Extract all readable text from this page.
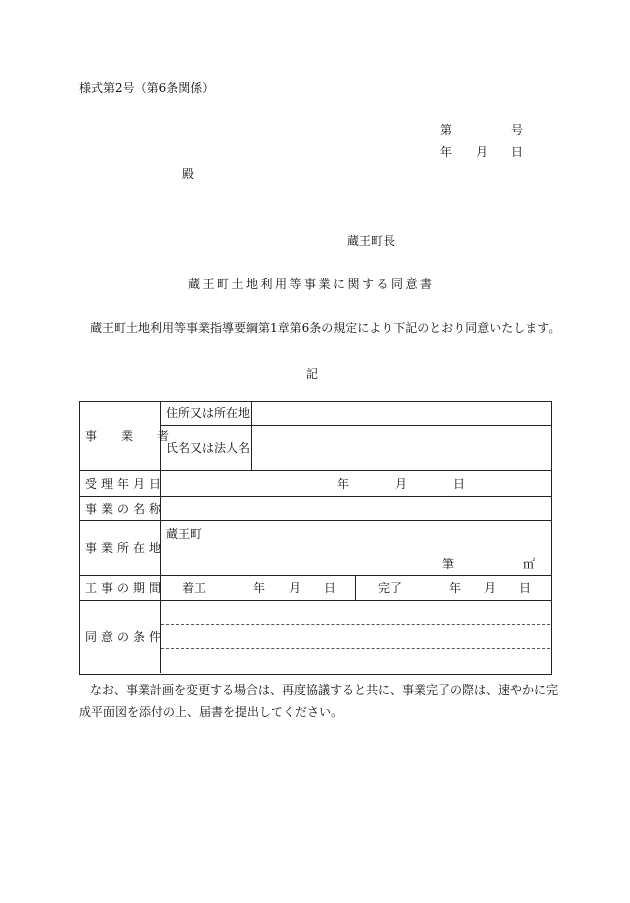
様式第2号（第6条関係）
第	号
年 月 日
殿
蔵王町長
蔵王町土地利用等事業に関する同意書
蔵王町土地利用等事業指導要綱第1章第6条の規定により下記のとおり同意いたします。
記
事　業　者
住所又は所在地
氏名又は法人名
受理年月日	年	月	日
事業の名称
事業所在地
蔵王町
筆	㎡
工事の期間 着工	年 月 日	完了	年 月 日
同意の条件
なお、事業計画を変更する場合は、再度協議すると共に、事業完了の際は、速やかに完
成平面図を添付の上、届書を提出してください。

--------------------

OBJECTIVE.
Copy all the entries word for word. Omit any pictures.

OUTPUT.
Extract all readable text from this page.
様式第2号（第6条関係）
第	号
年 月 日
殿
蔵王町長
蔵王町土地利用等事業に関する同意書
蔵王町土地利用等事業指導要綱第1章第6条の規定により下記のとおり同意いたします。
記
事　業　者
住所又は所在地
氏名又は法人名
受理年月日	年	月	日
事業の名称
事業所在地
蔵王町
筆	㎡
工事の期間 着工	年 月 日	完了	年 月 日
同意の条件
なお、事業計画を変更する場合は、再度協議すると共に、事業完了の際は、速やかに完
成平面図を添付の上、届書を提出してください。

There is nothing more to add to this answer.